Exercise prompt.
Transcribe every record that appears below, exactly and in full.

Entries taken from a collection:
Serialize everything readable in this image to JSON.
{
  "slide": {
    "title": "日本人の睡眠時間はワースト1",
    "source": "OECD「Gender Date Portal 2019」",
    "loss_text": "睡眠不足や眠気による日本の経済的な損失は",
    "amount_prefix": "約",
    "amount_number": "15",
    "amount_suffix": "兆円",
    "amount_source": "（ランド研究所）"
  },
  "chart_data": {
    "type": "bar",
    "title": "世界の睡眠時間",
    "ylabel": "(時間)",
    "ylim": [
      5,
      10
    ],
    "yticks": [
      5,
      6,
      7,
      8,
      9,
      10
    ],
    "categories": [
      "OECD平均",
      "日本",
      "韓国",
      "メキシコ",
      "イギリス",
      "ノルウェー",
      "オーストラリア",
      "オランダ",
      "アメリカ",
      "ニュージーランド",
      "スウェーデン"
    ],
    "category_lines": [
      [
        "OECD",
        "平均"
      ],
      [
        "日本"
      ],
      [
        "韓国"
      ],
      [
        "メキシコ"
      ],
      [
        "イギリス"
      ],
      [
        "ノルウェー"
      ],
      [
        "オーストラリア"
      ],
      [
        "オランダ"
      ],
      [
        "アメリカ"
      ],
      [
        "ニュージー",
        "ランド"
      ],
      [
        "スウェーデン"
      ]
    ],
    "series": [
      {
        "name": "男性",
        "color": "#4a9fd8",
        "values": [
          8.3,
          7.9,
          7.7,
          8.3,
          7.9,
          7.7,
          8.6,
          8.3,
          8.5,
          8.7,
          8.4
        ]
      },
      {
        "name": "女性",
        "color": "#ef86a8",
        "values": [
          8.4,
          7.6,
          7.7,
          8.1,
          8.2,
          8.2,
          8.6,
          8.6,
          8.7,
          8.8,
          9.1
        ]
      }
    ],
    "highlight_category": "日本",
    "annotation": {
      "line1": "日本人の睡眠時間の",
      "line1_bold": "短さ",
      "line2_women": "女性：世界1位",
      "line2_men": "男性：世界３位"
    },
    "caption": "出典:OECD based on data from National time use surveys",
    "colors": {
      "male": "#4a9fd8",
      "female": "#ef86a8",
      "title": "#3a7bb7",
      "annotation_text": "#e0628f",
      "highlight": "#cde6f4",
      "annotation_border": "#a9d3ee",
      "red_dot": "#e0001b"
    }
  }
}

Written response.
Serialize everything readable in this image to JSON.
{
  "slide": {
    "title": "日本人の睡眠時間はワースト1",
    "source": "OECD「Gender Date Portal 2019」",
    "loss_text": "睡眠不足や眠気による日本の経済的な損失は",
    "amount_prefix": "約",
    "amount_number": "15",
    "amount_suffix": "兆円",
    "amount_source": "（ランド研究所）"
  },
  "chart_data": {
    "type": "bar",
    "title": "世界の睡眠時間",
    "ylabel": "(時間)",
    "ylim": [
      5,
      10
    ],
    "yticks": [
      5,
      6,
      7,
      8,
      9,
      10
    ],
    "categories": [
      "OECD平均",
      "日本",
      "韓国",
      "メキシコ",
      "イギリス",
      "ノルウェー",
      "オーストラリア",
      "オランダ",
      "アメリカ",
      "ニュージーランド",
      "スウェーデン"
    ],
    "category_lines": [
      [
        "OECD",
        "平均"
      ],
      [
        "日本"
      ],
      [
        "韓国"
      ],
      [
        "メキシコ"
      ],
      [
        "イギリス"
      ],
      [
        "ノルウェー"
      ],
      [
        "オーストラリア"
      ],
      [
        "オランダ"
      ],
      [
        "アメリカ"
      ],
      [
        "ニュージー",
        "ランド"
      ],
      [
        "スウェーデン"
      ]
    ],
    "series": [
      {
        "name": "男性",
        "color": "#4a9fd8",
        "values": [
          8.3,
          7.9,
          7.7,
          8.3,
          7.9,
          7.7,
          8.6,
          8.3,
          8.5,
          8.7,
          8.4
        ]
      },
      {
        "name": "女性",
        "color": "#ef86a8",
        "values": [
          8.4,
          7.6,
          7.7,
          8.1,
          8.2,
          8.2,
          8.6,
          8.6,
          8.7,
          8.8,
          9.1
        ]
      }
    ],
    "highlight_category": "日本",
    "annotation": {
      "line1": "日本人の睡眠時間の",
      "line1_bold": "短さ",
      "line2_women": "女性：世界1位",
      "line2_men": "男性：世界３位"
    },
    "caption": "出典:OECD based on data from National time use surveys",
    "colors": {
      "male": "#4a9fd8",
      "female": "#ef86a8",
      "title": "#3a7bb7",
      "annotation_text": "#e0628f",
      "highlight": "#cde6f4",
      "annotation_border": "#a9d3ee",
      "red_dot": "#e0001b"
    }
  }
}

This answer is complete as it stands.